◆ What to work on
Count the lines in the records below that contain the word "आशयक", and give only that number.

╭─ Exercise material

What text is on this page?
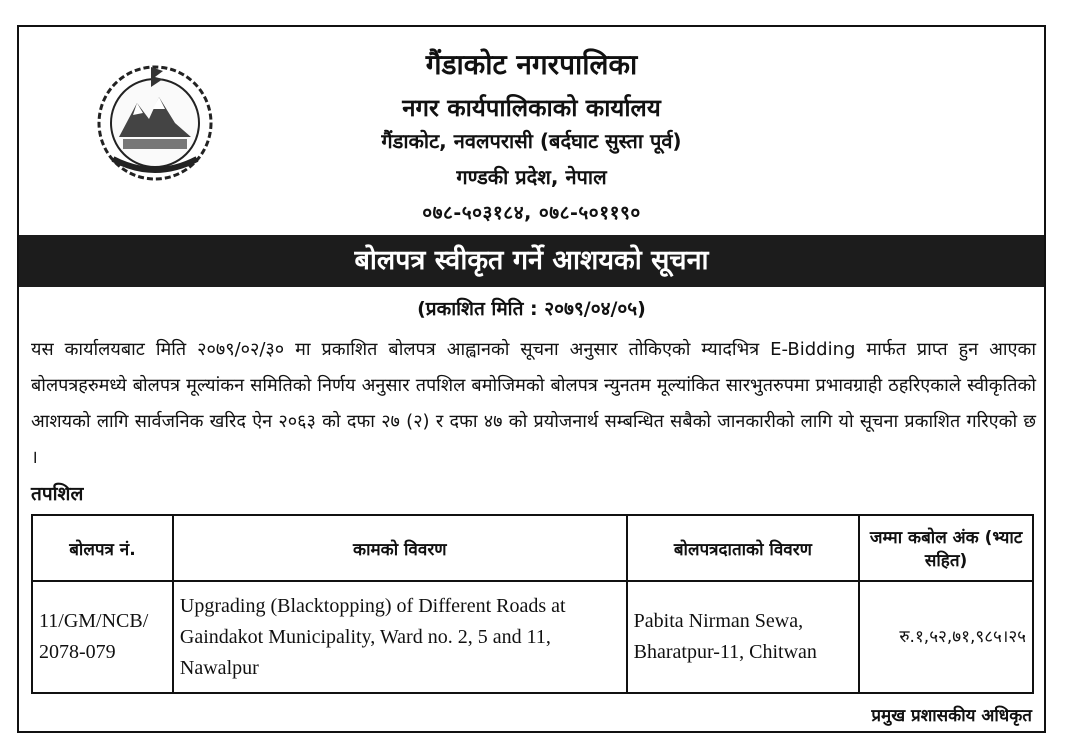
गैंडाकोट नगरपालिका
नगर कार्यपालिकाको कार्यालय
गैंडाकोट, नवलपरासी (बर्दघाट सुस्ता पूर्व)
गण्डकी प्रदेश, नेपाल
०७८-५०३१८४, ०७८-५०११९०
बोलपत्र स्वीकृत गर्ने आशयको सूचना
(प्रकाशित मिति : २०७९/०४/०५)
यस कार्यालयबाट मिति २०७९/०२/३० मा प्रकाशित बोलपत्र आह्वानको सूचना अनुसार तोकिएको म्यादभित्र E-Bidding मार्फत प्राप्त हुन आएका बोलपत्रहरुमध्ये बोलपत्र मूल्यांकन समितिको निर्णय अनुसार तपशिल बमोजिमको बोलपत्र न्युनतम मूल्यांकित सारभुतरुपमा प्रभावग्राही ठहरिएकाले स्वीकृतिको आशयको लागि सार्वजनिक खरिद ऐन २०६३ को दफा २७ (२) र दफा ४७ को प्रयोजनार्थ सम्बन्धित सबैको जानकारीको लागि यो सूचना प्रकाशित गरिएको छ ।
तपशिल
बोलपत्र नं.	कामको विवरण	बोलपत्रदाताको विवरण	जम्मा कबोल अंक (भ्याट सहित)
11/GM/NCB/ 2078-079	Upgrading (Blacktopping) of Different Roads at Gaindakot Municipality, Ward no. 2, 5 and 11, Nawalpur	Pabita Nirman Sewa, Bharatpur-11, Chitwan	रु.१,५२,७१,९८५।२५
प्रमुख प्रशासकीय अधिकृत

╰─

◆ Exercise output
2